Saved data entries:
####################

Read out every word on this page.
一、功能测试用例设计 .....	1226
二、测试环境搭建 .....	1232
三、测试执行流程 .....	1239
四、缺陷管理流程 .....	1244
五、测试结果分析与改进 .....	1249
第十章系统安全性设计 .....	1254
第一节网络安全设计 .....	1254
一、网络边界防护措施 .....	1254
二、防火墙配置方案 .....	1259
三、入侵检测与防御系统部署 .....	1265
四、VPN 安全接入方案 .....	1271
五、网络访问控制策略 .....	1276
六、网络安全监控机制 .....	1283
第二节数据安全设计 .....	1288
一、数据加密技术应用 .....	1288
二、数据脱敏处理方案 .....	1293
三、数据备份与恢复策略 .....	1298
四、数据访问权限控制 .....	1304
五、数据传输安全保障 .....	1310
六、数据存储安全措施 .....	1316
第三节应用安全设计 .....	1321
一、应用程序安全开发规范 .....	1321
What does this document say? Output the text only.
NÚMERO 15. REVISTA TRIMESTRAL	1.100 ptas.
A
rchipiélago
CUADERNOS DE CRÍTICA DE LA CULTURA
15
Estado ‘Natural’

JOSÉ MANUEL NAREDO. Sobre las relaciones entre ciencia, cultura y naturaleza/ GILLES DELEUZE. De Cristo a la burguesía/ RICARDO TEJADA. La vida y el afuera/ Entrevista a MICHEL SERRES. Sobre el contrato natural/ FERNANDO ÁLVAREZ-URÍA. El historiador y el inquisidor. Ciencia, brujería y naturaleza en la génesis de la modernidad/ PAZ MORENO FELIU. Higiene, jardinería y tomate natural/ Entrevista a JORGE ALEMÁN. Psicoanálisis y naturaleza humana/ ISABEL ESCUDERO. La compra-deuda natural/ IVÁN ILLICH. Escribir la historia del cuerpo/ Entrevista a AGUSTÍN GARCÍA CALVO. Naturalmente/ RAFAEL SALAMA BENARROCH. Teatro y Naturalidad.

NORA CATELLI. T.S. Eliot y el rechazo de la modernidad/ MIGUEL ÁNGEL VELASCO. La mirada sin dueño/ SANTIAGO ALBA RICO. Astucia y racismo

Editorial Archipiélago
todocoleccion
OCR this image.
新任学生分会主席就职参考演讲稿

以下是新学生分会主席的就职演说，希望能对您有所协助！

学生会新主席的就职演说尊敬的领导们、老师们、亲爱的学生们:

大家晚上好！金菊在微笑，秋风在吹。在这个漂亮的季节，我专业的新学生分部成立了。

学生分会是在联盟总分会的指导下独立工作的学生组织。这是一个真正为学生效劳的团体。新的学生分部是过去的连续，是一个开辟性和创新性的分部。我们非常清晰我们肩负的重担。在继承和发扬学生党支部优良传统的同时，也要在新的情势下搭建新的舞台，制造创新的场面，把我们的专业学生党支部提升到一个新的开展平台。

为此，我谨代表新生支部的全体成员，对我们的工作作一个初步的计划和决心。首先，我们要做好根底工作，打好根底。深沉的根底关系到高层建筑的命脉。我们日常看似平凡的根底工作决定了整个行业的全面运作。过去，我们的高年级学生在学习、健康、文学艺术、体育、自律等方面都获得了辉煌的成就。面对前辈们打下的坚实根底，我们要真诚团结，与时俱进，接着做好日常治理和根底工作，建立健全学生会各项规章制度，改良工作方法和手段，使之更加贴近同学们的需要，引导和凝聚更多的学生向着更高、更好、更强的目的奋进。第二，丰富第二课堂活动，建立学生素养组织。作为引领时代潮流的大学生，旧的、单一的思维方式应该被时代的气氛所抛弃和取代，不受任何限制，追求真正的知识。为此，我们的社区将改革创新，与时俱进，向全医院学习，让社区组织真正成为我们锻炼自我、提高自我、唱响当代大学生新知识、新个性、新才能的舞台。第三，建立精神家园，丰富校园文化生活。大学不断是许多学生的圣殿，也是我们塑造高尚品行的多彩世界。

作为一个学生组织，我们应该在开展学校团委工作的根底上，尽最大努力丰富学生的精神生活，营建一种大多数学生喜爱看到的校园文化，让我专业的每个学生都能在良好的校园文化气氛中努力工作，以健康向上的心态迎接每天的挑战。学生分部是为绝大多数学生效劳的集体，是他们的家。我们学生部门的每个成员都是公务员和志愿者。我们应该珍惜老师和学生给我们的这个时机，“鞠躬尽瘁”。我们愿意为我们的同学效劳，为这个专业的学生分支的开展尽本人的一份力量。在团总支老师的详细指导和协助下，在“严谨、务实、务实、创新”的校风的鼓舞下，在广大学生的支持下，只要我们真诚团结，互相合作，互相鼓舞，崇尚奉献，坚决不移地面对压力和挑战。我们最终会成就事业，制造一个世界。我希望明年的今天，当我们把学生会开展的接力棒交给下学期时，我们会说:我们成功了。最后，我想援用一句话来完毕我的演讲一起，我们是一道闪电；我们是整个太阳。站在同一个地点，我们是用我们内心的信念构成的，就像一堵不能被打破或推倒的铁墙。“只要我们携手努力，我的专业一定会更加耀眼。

####################

• _EXERCISE TASK_:
Gather each line in these records that contains the string "this".

• _RIGHT ANSWER_:
Read out every word on this page.
What does this document say? Output the text only.
OCR this image.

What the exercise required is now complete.